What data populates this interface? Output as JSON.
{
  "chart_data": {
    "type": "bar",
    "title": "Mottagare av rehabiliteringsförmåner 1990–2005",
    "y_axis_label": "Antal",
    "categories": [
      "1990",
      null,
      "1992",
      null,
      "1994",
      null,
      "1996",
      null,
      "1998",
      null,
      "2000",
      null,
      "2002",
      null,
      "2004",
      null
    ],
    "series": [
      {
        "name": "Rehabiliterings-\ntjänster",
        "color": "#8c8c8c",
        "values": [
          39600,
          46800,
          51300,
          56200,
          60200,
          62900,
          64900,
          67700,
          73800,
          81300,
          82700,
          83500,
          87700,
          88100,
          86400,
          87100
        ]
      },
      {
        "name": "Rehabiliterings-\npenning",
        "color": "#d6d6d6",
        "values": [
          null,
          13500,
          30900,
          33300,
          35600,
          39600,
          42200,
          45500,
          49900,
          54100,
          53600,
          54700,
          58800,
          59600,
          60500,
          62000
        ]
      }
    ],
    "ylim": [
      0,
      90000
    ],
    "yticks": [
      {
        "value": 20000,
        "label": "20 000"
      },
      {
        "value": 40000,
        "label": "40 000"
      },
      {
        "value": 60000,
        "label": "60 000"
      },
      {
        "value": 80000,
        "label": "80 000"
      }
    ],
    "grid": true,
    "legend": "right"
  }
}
····················
# THE TASK
Copy all the records above precisely.

# EXERCISE RESPONSE
What data populates this interface? Output as JSON.
{
  "chart_data": {
    "type": "bar",
    "title": "Mottagare av rehabiliteringsförmåner 1990–2005",
    "y_axis_label": "Antal",
    "categories": [
      "1990",
      null,
      "1992",
      null,
      "1994",
      null,
      "1996",
      null,
      "1998",
      null,
      "2000",
      null,
      "2002",
      null,
      "2004",
      null
    ],
    "series": [
      {
        "name": "Rehabiliterings-\ntjänster",
        "color": "#8c8c8c",
        "values": [
          39600,
          46800,
          51300,
          56200,
          60200,
          62900,
          64900,
          67700,
          73800,
          81300,
          82700,
          83500,
          87700,
          88100,
          86400,
          87100
        ]
      },
      {
        "name": "Rehabiliterings-\npenning",
        "color": "#d6d6d6",
        "values": [
          null,
          13500,
          30900,
          33300,
          35600,
          39600,
          42200,
          45500,
          49900,
          54100,
          53600,
          54700,
          58800,
          59600,
          60500,
          62000
        ]
      }
    ],
    "ylim": [
      0,
      90000
    ],
    "yticks": [
      {
        "value": 20000,
        "label": "20 000"
      },
      {
        "value": 40000,
        "label": "40 000"
      },
      {
        "value": 60000,
        "label": "60 000"
      },
      {
        "value": 80000,
        "label": "80 000"
      }
    ],
    "grid": true,
    "legend": "right"
  }
}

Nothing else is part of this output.